» **WHAT IS BEING ASKED**: Exactly as written, quote every line that follows, skipping the images.

» **DATA FOR THE TASK**:
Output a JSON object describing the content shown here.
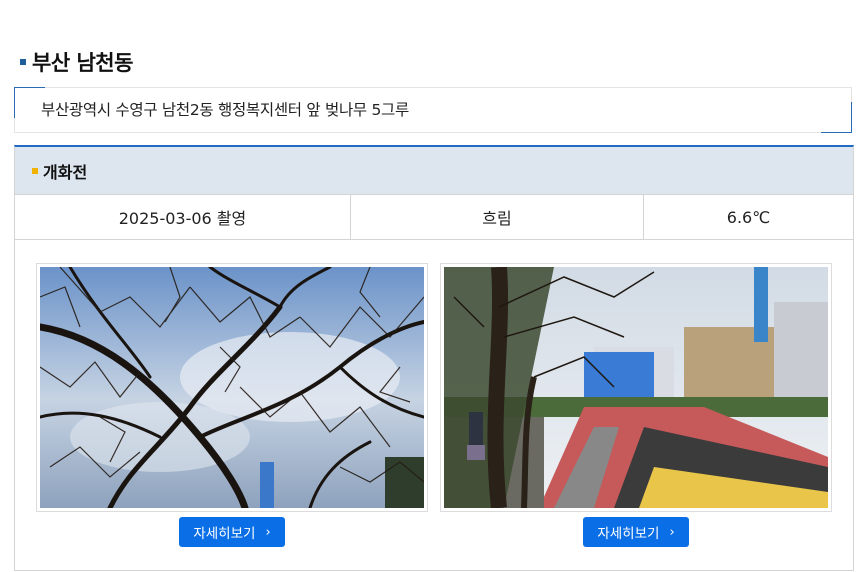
{
  "page": {
    "title": "부산 남천동",
    "address": "부산광역시 수영구 남천2동 행정복지센터 앞 벚나무 5그루"
  },
  "section": {
    "heading": "개화전",
    "date_taken": "2025-03-06 촬영",
    "weather": "흐림",
    "temperature": "6.6℃"
  },
  "photos": [
    {
      "button_label": "자세히보기",
      "button_icon": "chevron-right-icon"
    },
    {
      "button_label": "자세히보기",
      "button_icon": "chevron-right-icon"
    }
  ],
  "colors": {
    "accent_blue": "#0a6fe6",
    "section_border": "#1f6cc2",
    "section_header_bg": "#dde5ee",
    "title_marker": "#1f5e99",
    "heading_marker": "#f0b400"
  }
}
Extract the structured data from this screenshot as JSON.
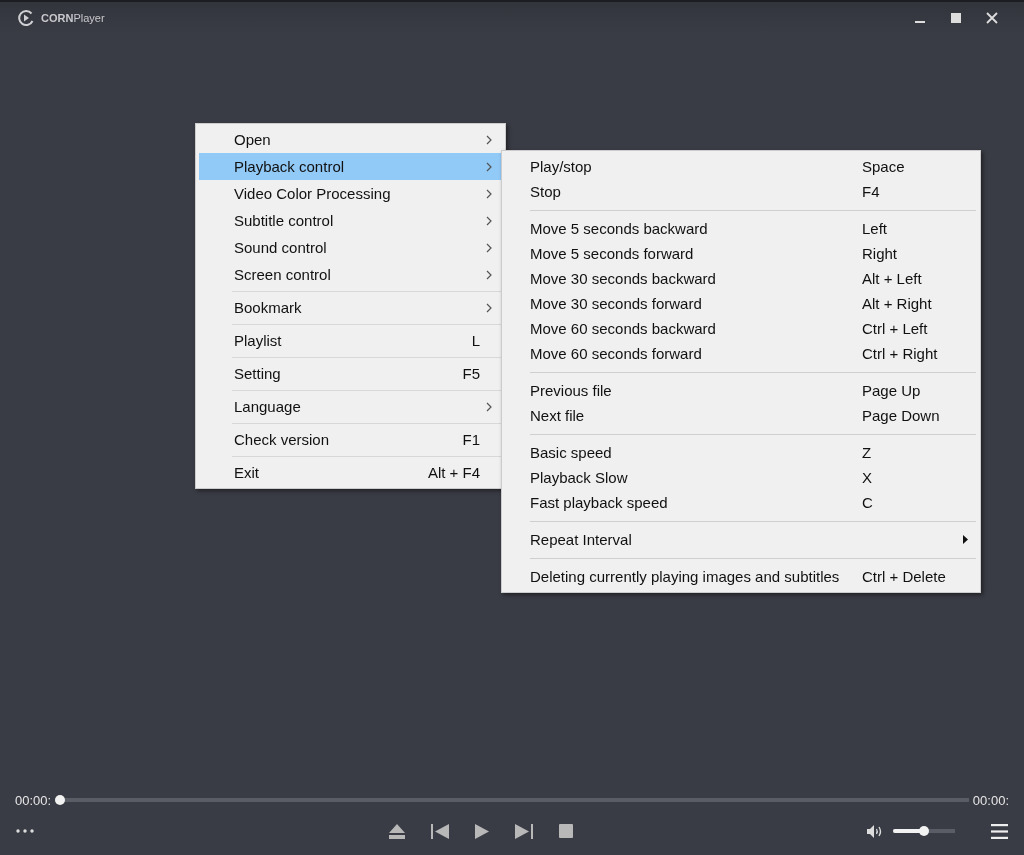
{
  "window": {
    "title": "**CORN**Player"
  },
  "main_menu": {
    "groups": [
      [
        {
          "label": "Open",
          "submenu": true,
          "selected": false
        },
        {
          "label": "Playback control",
          "submenu": true,
          "selected": true
        },
        {
          "label": "Video Color Processing",
          "submenu": true,
          "selected": false
        },
        {
          "label": "Subtitle control",
          "submenu": true,
          "selected": false
        },
        {
          "label": "Sound control",
          "submenu": true,
          "selected": false
        },
        {
          "label": "Screen control",
          "submenu": true,
          "selected": false
        }
      ],
      [
        {
          "label": "Bookmark",
          "submenu": true,
          "selected": false
        }
      ],
      [
        {
          "label": "Playlist",
          "shortcut": "L",
          "submenu": false,
          "selected": false
        }
      ],
      [
        {
          "label": "Setting",
          "shortcut": "F5",
          "submenu": false,
          "selected": false
        }
      ],
      [
        {
          "label": "Language",
          "submenu": true,
          "selected": false
        }
      ],
      [
        {
          "label": "Check version",
          "shortcut": "F1",
          "submenu": false,
          "selected": false
        }
      ],
      [
        {
          "label": "Exit",
          "shortcut": "Alt + F4",
          "submenu": false,
          "selected": false
        }
      ]
    ]
  },
  "playback_submenu": {
    "groups": [
      [
        {
          "label": "Play/stop",
          "shortcut": "Space",
          "submenu": false
        },
        {
          "label": "Stop",
          "shortcut": "F4",
          "submenu": false
        }
      ],
      [
        {
          "label": "Move 5 seconds backward",
          "shortcut": "Left",
          "submenu": false
        },
        {
          "label": "Move 5 seconds forward",
          "shortcut": "Right",
          "submenu": false
        },
        {
          "label": "Move 30 seconds backward",
          "shortcut": "Alt + Left",
          "submenu": false
        },
        {
          "label": "Move 30 seconds forward",
          "shortcut": "Alt + Right",
          "submenu": false
        },
        {
          "label": "Move 60 seconds backward",
          "shortcut": "Ctrl + Left",
          "submenu": false
        },
        {
          "label": "Move 60 seconds forward",
          "shortcut": "Ctrl + Right",
          "submenu": false
        }
      ],
      [
        {
          "label": "Previous file",
          "shortcut": "Page Up",
          "submenu": false
        },
        {
          "label": "Next file",
          "shortcut": "Page Down",
          "submenu": false
        }
      ],
      [
        {
          "label": "Basic speed",
          "shortcut": "Z",
          "submenu": false
        },
        {
          "label": "Playback Slow",
          "shortcut": "X",
          "submenu": false
        },
        {
          "label": "Fast playback speed",
          "shortcut": "C",
          "submenu": false
        }
      ],
      [
        {
          "label": "Repeat Interval",
          "submenu": true
        }
      ],
      [
        {
          "label": "Deleting currently playing images and subtitles",
          "shortcut": "Ctrl + Delete",
          "submenu": false
        }
      ]
    ]
  },
  "seek": {
    "elapsed": "00:00:",
    "total": "00:00:",
    "level": 0
  },
  "volume": {
    "level": 0.5
  }
}
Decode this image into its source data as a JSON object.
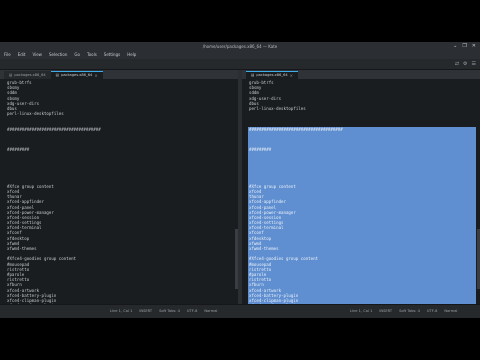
{
  "window": {
    "title": "/home/user/packages.x86_64 — Kate",
    "controls": [
      "⌄",
      "❐",
      "✕"
    ]
  },
  "menu": [
    "File",
    "Edit",
    "View",
    "Selection",
    "Go",
    "Tools",
    "Settings",
    "Help"
  ],
  "toolbar": {
    "icons": [
      "⇄",
      "⚙",
      "☰"
    ]
  },
  "panes": {
    "left": {
      "tabs": [
        {
          "label": "packages.x86_64",
          "active": false
        },
        {
          "label": "packages.x86_64",
          "active": true
        }
      ],
      "lines": [
        "grub-btrfs",
        "sbsmy",
        "sddm",
        "sbsmy",
        "xdg-user-dirs",
        "dbus",
        "perl-linux-desktopfiles",
        "",
        "",
        "######################################",
        "",
        "",
        "",
        "#########",
        "",
        "",
        "",
        "",
        "",
        "",
        "#Xfce group content",
        "xfce4",
        "thunar",
        "xfce4-appfinder",
        "xfce4-panel",
        "xfce4-power-manager",
        "xfce4-session",
        "xfce4-settings",
        "xfce4-terminal",
        "xfconf",
        "xfdesktop",
        "xfwm4",
        "xfwm4-themes",
        "",
        "#Xfce4-goodies group content",
        "#mousepad",
        "ristretto",
        "#parole",
        "ristretto",
        "xfburn",
        "xfce4-artwork",
        "xfce4-battery-plugin",
        "xfce4-clipman-plugin",
        "xfce4-cpufreq-plugin",
        "xfce4-cpugraph-plugin",
        "xfce4-datetime-plugin",
        "xfce4-dict",
        "xfce4-diskperf-plugin"
      ]
    },
    "right": {
      "tabs": [
        {
          "label": "packages.x86_64",
          "active": true
        }
      ],
      "lines": [
        "grub-btrfs",
        "sbsmy",
        "sddm",
        "xdg-user-dirs",
        "dbus",
        "perl-linux-desktopfiles",
        "",
        "",
        "",
        "######################################",
        "",
        "",
        "",
        "#########",
        "",
        "",
        "",
        "",
        "",
        "",
        "#Xfce group content",
        "xfce4",
        "thunar",
        "xfce4-appfinder",
        "xfce4-panel",
        "xfce4-power-manager",
        "xfce4-session",
        "xfce4-settings",
        "xfce4-terminal",
        "xfconf",
        "xfdesktop",
        "xfwm4",
        "xfwm4-themes",
        "",
        "#Xfce4-goodies group content",
        "#mousepad",
        "ristretto",
        "#parole",
        "ristretto",
        "xfburn",
        "xfce4-artwork",
        "xfce4-battery-plugin",
        "xfce4-clipman-plugin",
        "xfce4-cpufreq-plugin",
        "xfce4-cpugraph-plugin",
        "xfce4-datetime-plugin",
        "xfce4-dict",
        "xfce4-diskperf-plugin"
      ],
      "selection_start": 9
    }
  },
  "statusbar": {
    "left": [
      "Line 1, Col 1",
      "INSERT",
      "Soft Tabs: 4",
      "UTF-8",
      "Normal"
    ],
    "right": [
      "Line 1, Col 1",
      "INSERT",
      "Soft Tabs: 4",
      "UTF-8",
      "Normal"
    ]
  },
  "colors": {
    "selection": "#5f8fd0",
    "accent": "#3daee9",
    "background": "#1a1d20"
  }
}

» **WRITTEN ANSWER**:
Output a JSON object describing the content shown here.
{
  "page": {
    "title": "부산 남천동",
    "address": "부산광역시 수영구 남천2동 행정복지센터 앞 벚나무 5그루"
  },
  "section": {
    "heading": "개화전",
    "date_taken": "2025-03-06 촬영",
    "weather": "흐림",
    "temperature": "6.6℃"
  },
  "photos": [
    {
      "button_label": "자세히보기",
      "button_icon": "chevron-right-icon"
    },
    {
      "button_label": "자세히보기",
      "button_icon": "chevron-right-icon"
    }
  ],
  "colors": {
    "accent_blue": "#0a6fe6",
    "section_border": "#1f6cc2",
    "section_header_bg": "#dde5ee",
    "title_marker": "#1f5e99",
    "heading_marker": "#f0b400"
  }
}
Extract the structured data from this screenshot as JSON.
{
  "window": {
    "title": "**CORN**Player"
  },
  "main_menu": {
    "groups": [
      [
        {
          "label": "Open",
          "submenu": true,
          "selected": false
        },
        {
          "label": "Playback control",
          "submenu": true,
          "selected": true
        },
        {
          "label": "Video Color Processing",
          "submenu": true,
          "selected": false
        },
        {
          "label": "Subtitle control",
          "submenu": true,
          "selected": false
        },
        {
          "label": "Sound control",
          "submenu": true,
          "selected": false
        },
        {
          "label": "Screen control",
          "submenu": true,
          "selected": false
        }
      ],
      [
        {
          "label": "Bookmark",
          "submenu": true,
          "selected": false
        }
      ],
      [
        {
          "label": "Playlist",
          "shortcut": "L",
          "submenu": false,
          "selected": false
        }
      ],
      [
        {
          "label": "Setting",
          "shortcut": "F5",
          "submenu": false,
          "selected": false
        }
      ],
      [
        {
          "label": "Language",
          "submenu": true,
          "selected": false
        }
      ],
      [
        {
          "label": "Check version",
          "shortcut": "F1",
          "submenu": false,
          "selected": false
        }
      ],
      [
        {
          "label": "Exit",
          "shortcut": "Alt + F4",
          "submenu": false,
          "selected": false
        }
      ]
    ]
  },
  "playback_submenu": {
    "groups": [
      [
        {
          "label": "Play/stop",
          "shortcut": "Space",
          "submenu": false
        },
        {
          "label": "Stop",
          "shortcut": "F4",
          "submenu": false
        }
      ],
      [
        {
          "label": "Move 5 seconds backward",
          "shortcut": "Left",
          "submenu": false
        },
        {
          "label": "Move 5 seconds forward",
          "shortcut": "Right",
          "submenu": false
        },
        {
          "label": "Move 30 seconds backward",
          "shortcut": "Alt + Left",
          "submenu": false
        },
        {
          "label": "Move 30 seconds forward",
          "shortcut": "Alt + Right",
          "submenu": false
        },
        {
          "label": "Move 60 seconds backward",
          "shortcut": "Ctrl + Left",
          "submenu": false
        },
        {
          "label": "Move 60 seconds forward",
          "shortcut": "Ctrl + Right",
          "submenu": false
        }
      ],
      [
        {
          "label": "Previous file",
          "shortcut": "Page Up",
          "submenu": false
        },
        {
          "label": "Next file",
          "shortcut": "Page Down",
          "submenu": false
        }
      ],
      [
        {
          "label": "Basic speed",
          "shortcut": "Z",
          "submenu": false
        },
        {
          "label": "Playback Slow",
          "shortcut": "X",
          "submenu": false
        },
        {
          "label": "Fast playback speed",
          "shortcut": "C",
          "submenu": false
        }
      ],
      [
        {
          "label": "Repeat Interval",
          "submenu": true
        }
      ],
      [
        {
          "label": "Deleting currently playing images and subtitles",
          "shortcut": "Ctrl + Delete",
          "submenu": false
        }
      ]
    ]
  },
  "seek": {
    "elapsed": "00:00:",
    "total": "00:00:",
    "level": 0
  },
  "volume": {
    "level": 0.5
  }
}
Decode this image into its source data as a JSON object.
{
  "window": {
    "title": "/home/user/packages.x86_64 — Kate",
    "controls": [
      "⌄",
      "❐",
      "✕"
    ]
  },
  "menu": [
    "File",
    "Edit",
    "View",
    "Selection",
    "Go",
    "Tools",
    "Settings",
    "Help"
  ],
  "toolbar": {
    "icons": [
      "⇄",
      "⚙",
      "☰"
    ]
  },
  "panes": {
    "left": {
      "tabs": [
        {
          "label": "packages.x86_64",
          "active": false
        },
        {
          "label": "packages.x86_64",
          "active": true
        }
      ],
      "lines": [
        "grub-btrfs",
        "sbsmy",
        "sddm",
        "sbsmy",
        "xdg-user-dirs",
        "dbus",
        "perl-linux-desktopfiles",
        "",
        "",
        "######################################",
        "",
        "",
        "",
        "#########",
        "",
        "",
        "",
        "",
        "",
        "",
        "#Xfce group content",
        "xfce4",
        "thunar",
        "xfce4-appfinder",
        "xfce4-panel",
        "xfce4-power-manager",
        "xfce4-session",
        "xfce4-settings",
        "xfce4-terminal",
        "xfconf",
        "xfdesktop",
        "xfwm4",
        "xfwm4-themes",
        "",
        "#Xfce4-goodies group content",
        "#mousepad",
        "ristretto",
        "#parole",
        "ristretto",
        "xfburn",
        "xfce4-artwork",
        "xfce4-battery-plugin",
        "xfce4-clipman-plugin",
        "xfce4-cpufreq-plugin",
        "xfce4-cpugraph-plugin",
        "xfce4-datetime-plugin",
        "xfce4-dict",
        "xfce4-diskperf-plugin"
      ]
    },
    "right": {
      "tabs": [
        {
          "label": "packages.x86_64",
          "active": true
        }
      ],
      "lines": [
        "grub-btrfs",
        "sbsmy",
        "sddm",
        "xdg-user-dirs",
        "dbus",
        "perl-linux-desktopfiles",
        "",
        "",
        "",
        "######################################",
        "",
        "",
        "",
        "#########",
        "",
        "",
        "",
        "",
        "",
        "",
        "#Xfce group content",
        "xfce4",
        "thunar",
        "xfce4-appfinder",
        "xfce4-panel",
        "xfce4-power-manager",
        "xfce4-session",
        "xfce4-settings",
        "xfce4-terminal",
        "xfconf",
        "xfdesktop",
        "xfwm4",
        "xfwm4-themes",
        "",
        "#Xfce4-goodies group content",
        "#mousepad",
        "ristretto",
        "#parole",
        "ristretto",
        "xfburn",
        "xfce4-artwork",
        "xfce4-battery-plugin",
        "xfce4-clipman-plugin",
        "xfce4-cpufreq-plugin",
        "xfce4-cpugraph-plugin",
        "xfce4-datetime-plugin",
        "xfce4-dict",
        "xfce4-diskperf-plugin"
      ],
      "selection_start": 9
    }
  },
  "statusbar": {
    "left": [
      "Line 1, Col 1",
      "INSERT",
      "Soft Tabs: 4",
      "UTF-8",
      "Normal"
    ],
    "right": [
      "Line 1, Col 1",
      "INSERT",
      "Soft Tabs: 4",
      "UTF-8",
      "Normal"
    ]
  },
  "colors": {
    "selection": "#5f8fd0",
    "accent": "#3daee9",
    "background": "#1a1d20"
  }
}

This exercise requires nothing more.